* _Stated task_
Find the lines holding "JSON" and copy them.
## START Provided information
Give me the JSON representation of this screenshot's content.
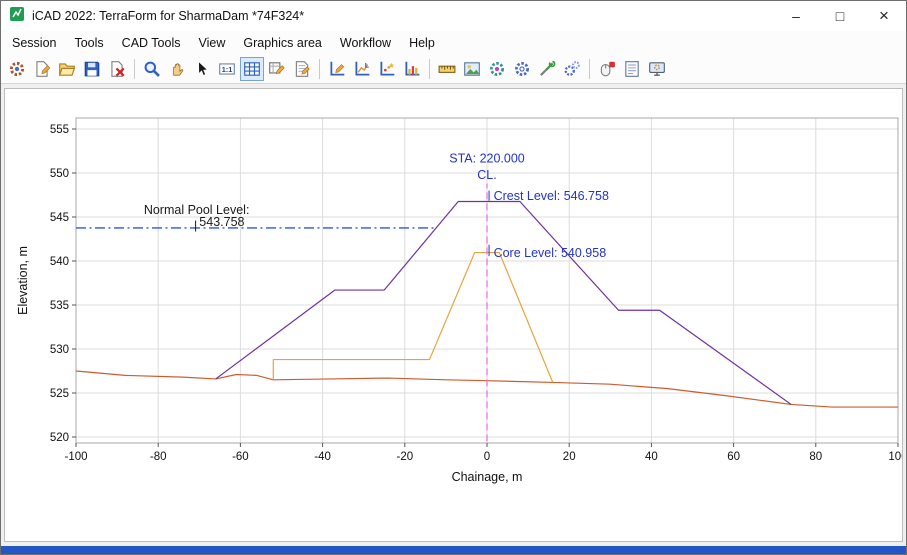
{
  "window": {
    "title": "iCAD 2022: TerraForm for SharmaDam *74F324*",
    "controls": {
      "minimize": "–",
      "maximize": "□",
      "close": "×"
    }
  },
  "menu": {
    "items": [
      "Session",
      "Tools",
      "CAD Tools",
      "View",
      "Graphics area",
      "Workflow",
      "Help"
    ]
  },
  "toolbar": {
    "active_tool": "grid",
    "groups": [
      [
        "app-settings",
        "new-drawing",
        "open-drawing",
        "save-drawing",
        "close-drawing"
      ],
      [
        "zoom",
        "pan",
        "pick",
        "actual-size",
        "grid",
        "edit-cell",
        "edit-sheet"
      ],
      [
        "chart-edit",
        "chart-labels",
        "chart-points",
        "chart-columns"
      ],
      [
        "measure-ruler",
        "image-view",
        "machine-settings",
        "settings-gear",
        "tools",
        "run-process"
      ],
      [
        "mouse-settings",
        "session-log",
        "display-settings"
      ]
    ]
  },
  "chart_data": {
    "type": "line",
    "title": "",
    "xlabel": "Chainage, m",
    "ylabel": "Elevation, m",
    "xlim": [
      -100,
      100
    ],
    "ylim": [
      520,
      555
    ],
    "xticks": [
      -100,
      -80,
      -60,
      -40,
      -20,
      0,
      20,
      40,
      60,
      80,
      100
    ],
    "yticks": [
      520,
      525,
      530,
      535,
      540,
      545,
      550,
      555
    ],
    "grid": true,
    "station": "STA: 220.000",
    "crest_level": 546.758,
    "core_level": 540.958,
    "normal_pool_level": 543.758,
    "series": [
      {
        "name": "original-ground",
        "color": "#cd5c2e",
        "style": "solid",
        "width": 1.2,
        "points": [
          [
            -100,
            527.5
          ],
          [
            -88,
            527.0
          ],
          [
            -74,
            526.8
          ],
          [
            -66,
            526.6
          ],
          [
            -61,
            527.1
          ],
          [
            -56,
            527.0
          ],
          [
            -52,
            526.5
          ],
          [
            -38,
            526.6
          ],
          [
            -24,
            526.7
          ],
          [
            -10,
            526.5
          ],
          [
            0,
            526.4
          ],
          [
            16,
            526.2
          ],
          [
            30,
            526.0
          ],
          [
            44,
            525.5
          ],
          [
            58,
            524.7
          ],
          [
            74,
            523.7
          ],
          [
            84,
            523.4
          ],
          [
            100,
            523.4
          ]
        ]
      },
      {
        "name": "embankment",
        "color": "#7030a0",
        "style": "solid",
        "width": 1.2,
        "points": [
          [
            -66,
            526.6
          ],
          [
            -37,
            536.7
          ],
          [
            -25,
            536.7
          ],
          [
            -7,
            546.758
          ],
          [
            8,
            546.758
          ],
          [
            32,
            534.4
          ],
          [
            42,
            534.4
          ],
          [
            74,
            523.7
          ]
        ]
      },
      {
        "name": "core",
        "color": "#e8a33c",
        "style": "solid",
        "width": 1.2,
        "points": [
          [
            -52,
            526.5
          ],
          [
            -52,
            528.8
          ],
          [
            -14,
            528.8
          ],
          [
            -3,
            540.958
          ],
          [
            3,
            540.958
          ],
          [
            16,
            526.2
          ]
        ]
      },
      {
        "name": "normal-pool-level",
        "color": "#2e55dd",
        "style": "dashdot",
        "width": 1.3,
        "points": [
          [
            -100,
            543.758
          ],
          [
            -12.5,
            543.758
          ]
        ]
      },
      {
        "name": "centerline",
        "color": "#ea6ce8",
        "style": "dashed",
        "width": 1.2,
        "points": [
          [
            0,
            519.5
          ],
          [
            0,
            548.8
          ]
        ]
      }
    ],
    "annotations": [
      {
        "name": "station-label",
        "text": "STA: 220.000",
        "x": 0,
        "elev": 551.2,
        "anchor": "middle",
        "color": "#2233cc"
      },
      {
        "name": "centerline-label",
        "text": "CL.",
        "x": 0,
        "elev": 549.3,
        "anchor": "middle",
        "color": "#2233cc"
      },
      {
        "name": "crest-level-label",
        "text": "Crest Level: 546.758",
        "x": 1.6,
        "elev": 546.95,
        "anchor": "start",
        "color": "#2233cc",
        "leader": {
          "x": 0.5,
          "from": 548.0,
          "to": 546.85
        }
      },
      {
        "name": "core-level-label",
        "text": "Core Level: 540.958",
        "x": 1.6,
        "elev": 540.45,
        "anchor": "start",
        "color": "#2233cc",
        "leader": {
          "x": 0.5,
          "from": 541.85,
          "to": 540.55
        }
      },
      {
        "name": "normal-pool-level-label",
        "text": "Normal Pool Level:",
        "x": -83.5,
        "elev": 545.35,
        "anchor": "start",
        "color": "#1a1a1a"
      },
      {
        "name": "normal-pool-level-value",
        "text": "543.758",
        "x": -70,
        "elev": 543.95,
        "anchor": "start",
        "color": "#1a1a1a",
        "leader": {
          "x": -70.9,
          "from": 544.6,
          "to": 543.35
        }
      }
    ]
  }
}
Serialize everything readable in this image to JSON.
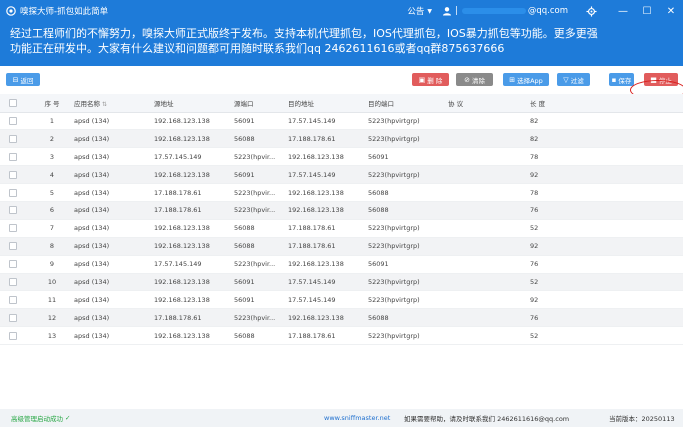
{
  "window": {
    "title": "嗅探大师-抓包如此简单",
    "notice": "公告",
    "user_email_suffix": "@qq.com",
    "minimize": "—",
    "maximize": "☐",
    "close": "✕"
  },
  "banner": {
    "line1": "经过工程师们的不懈努力，嗅探大师正式版终于发布。支持本机代理抓包，IOS代理抓包，IOS暴力抓包等功能。更多更强",
    "line2": "功能正在研发中。大家有什么建议和问题都可用随时联系我们qq 2462611616或者qq群875637666"
  },
  "toolbar": {
    "back": "返回",
    "delete": "删 除",
    "clear": "清除",
    "select_app": "选择App",
    "filter": "过滤",
    "save": "保存",
    "stop": "停止"
  },
  "table": {
    "headers": {
      "index": "序 号",
      "app_name": "应用名称",
      "src_addr": "源地址",
      "src_port": "源端口",
      "dst_addr": "目的地址",
      "dst_port": "目的端口",
      "protocol": "协 议",
      "length": "长 度"
    },
    "rows": [
      {
        "index": "1",
        "app": "apsd (134)",
        "src": "192.168.123.138",
        "sport": "56091",
        "dst": "17.57.145.149",
        "dport": "5223(hpvirtgrp)",
        "proto": "",
        "len": "82"
      },
      {
        "index": "2",
        "app": "apsd (134)",
        "src": "192.168.123.138",
        "sport": "56088",
        "dst": "17.188.178.61",
        "dport": "5223(hpvirtgrp)",
        "proto": "",
        "len": "82"
      },
      {
        "index": "3",
        "app": "apsd (134)",
        "src": "17.57.145.149",
        "sport": "5223(hpvir...",
        "dst": "192.168.123.138",
        "dport": "56091",
        "proto": "",
        "len": "78"
      },
      {
        "index": "4",
        "app": "apsd (134)",
        "src": "192.168.123.138",
        "sport": "56091",
        "dst": "17.57.145.149",
        "dport": "5223(hpvirtgrp)",
        "proto": "",
        "len": "92"
      },
      {
        "index": "5",
        "app": "apsd (134)",
        "src": "17.188.178.61",
        "sport": "5223(hpvir...",
        "dst": "192.168.123.138",
        "dport": "56088",
        "proto": "",
        "len": "78"
      },
      {
        "index": "6",
        "app": "apsd (134)",
        "src": "17.188.178.61",
        "sport": "5223(hpvir...",
        "dst": "192.168.123.138",
        "dport": "56088",
        "proto": "",
        "len": "76"
      },
      {
        "index": "7",
        "app": "apsd (134)",
        "src": "192.168.123.138",
        "sport": "56088",
        "dst": "17.188.178.61",
        "dport": "5223(hpvirtgrp)",
        "proto": "",
        "len": "52"
      },
      {
        "index": "8",
        "app": "apsd (134)",
        "src": "192.168.123.138",
        "sport": "56088",
        "dst": "17.188.178.61",
        "dport": "5223(hpvirtgrp)",
        "proto": "",
        "len": "92"
      },
      {
        "index": "9",
        "app": "apsd (134)",
        "src": "17.57.145.149",
        "sport": "5223(hpvir...",
        "dst": "192.168.123.138",
        "dport": "56091",
        "proto": "",
        "len": "76"
      },
      {
        "index": "10",
        "app": "apsd (134)",
        "src": "192.168.123.138",
        "sport": "56091",
        "dst": "17.57.145.149",
        "dport": "5223(hpvirtgrp)",
        "proto": "",
        "len": "52"
      },
      {
        "index": "11",
        "app": "apsd (134)",
        "src": "192.168.123.138",
        "sport": "56091",
        "dst": "17.57.145.149",
        "dport": "5223(hpvirtgrp)",
        "proto": "",
        "len": "92"
      },
      {
        "index": "12",
        "app": "apsd (134)",
        "src": "17.188.178.61",
        "sport": "5223(hpvir...",
        "dst": "192.168.123.138",
        "dport": "56088",
        "proto": "",
        "len": "76"
      },
      {
        "index": "13",
        "app": "apsd (134)",
        "src": "192.168.123.138",
        "sport": "56088",
        "dst": "17.188.178.61",
        "dport": "5223(hpvirtgrp)",
        "proto": "",
        "len": "52"
      }
    ]
  },
  "status": {
    "left": "高级管理启动成功",
    "site": "www.sniffmaster.net",
    "help": "如果需要帮助，请及时联系我们 2462611616@qq.com",
    "version": "当前版本：20250113"
  },
  "colors": {
    "primary": "#1e7bd9",
    "danger": "#e15c5c",
    "neutral": "#8a8a8a",
    "success": "#28a745"
  }
}
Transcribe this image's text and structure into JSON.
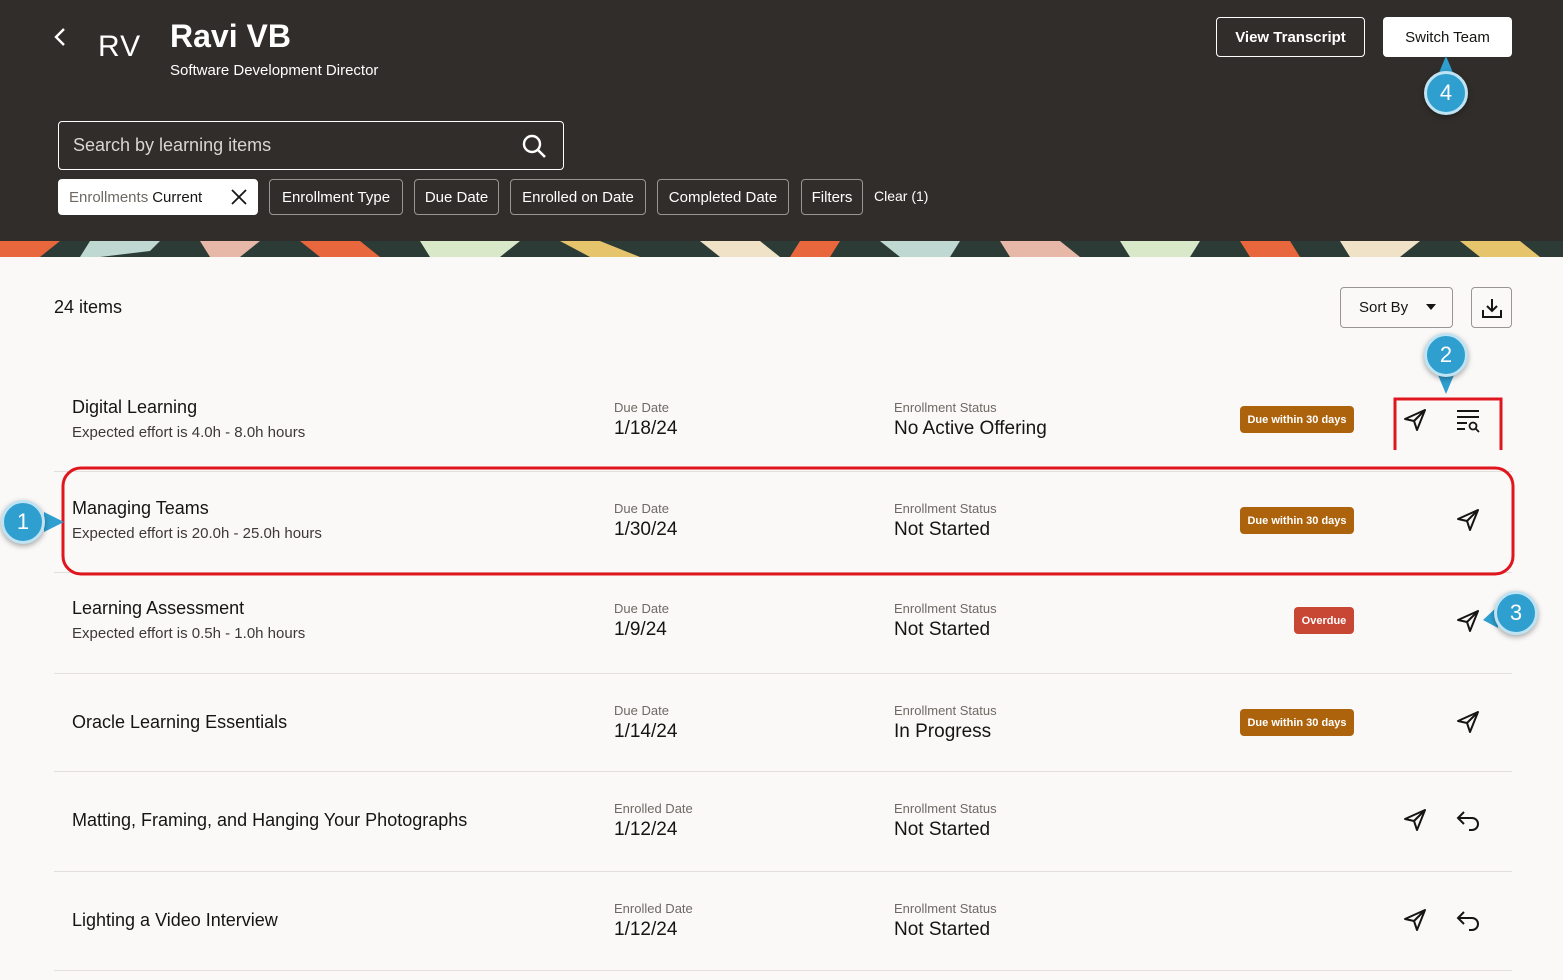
{
  "header": {
    "avatar_initials": "RV",
    "name": "Ravi VB",
    "role": "Software Development Director",
    "view_transcript": "View Transcript",
    "switch_team": "Switch Team",
    "search_placeholder": "Search by learning items"
  },
  "filters": {
    "active_chip_label": "Enrollments",
    "active_chip_value": "Current",
    "chips": [
      "Enrollment Type",
      "Due Date",
      "Enrolled on Date",
      "Completed Date",
      "Filters"
    ],
    "clear": "Clear (1)"
  },
  "list": {
    "count": "24 items",
    "sort_by": "Sort By",
    "rows": [
      {
        "title": "Digital Learning",
        "subtitle": "Expected effort is 4.0h - 8.0h hours",
        "date_label": "Due Date",
        "date": "1/18/24",
        "status_label": "Enrollment Status",
        "status": "No Active Offering",
        "badge": "Due within 30 days"
      },
      {
        "title": "Managing Teams",
        "subtitle": "Expected effort is 20.0h - 25.0h hours",
        "date_label": "Due Date",
        "date": "1/30/24",
        "status_label": "Enrollment Status",
        "status": "Not Started",
        "badge": "Due within 30 days"
      },
      {
        "title": "Learning Assessment",
        "subtitle": "Expected effort is 0.5h - 1.0h hours",
        "date_label": "Due Date",
        "date": "1/9/24",
        "status_label": "Enrollment Status",
        "status": "Not Started",
        "badge": "Overdue"
      },
      {
        "title": "Oracle Learning Essentials",
        "date_label": "Due Date",
        "date": "1/14/24",
        "status_label": "Enrollment Status",
        "status": "In Progress",
        "badge": "Due within 30 days"
      },
      {
        "title": "Matting, Framing, and Hanging Your Photographs",
        "date_label": "Enrolled Date",
        "date": "1/12/24",
        "status_label": "Enrollment Status",
        "status": "Not Started"
      },
      {
        "title": "Lighting a Video Interview",
        "date_label": "Enrolled Date",
        "date": "1/12/24",
        "status_label": "Enrollment Status",
        "status": "Not Started"
      }
    ]
  },
  "callouts": [
    "1",
    "2",
    "3",
    "4"
  ],
  "colors": {
    "header_bg": "#312d2a",
    "badge_warning": "#ac630c",
    "badge_overdue": "#c74634",
    "callout": "#2f9fcf",
    "highlight": "#e0161e"
  }
}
## END Provided information
* _Result of this task_
Give me the JSON representation of this screenshot's content.
Serialize everything readable in this image to JSON.
Transcribe this image's text and structure into JSON.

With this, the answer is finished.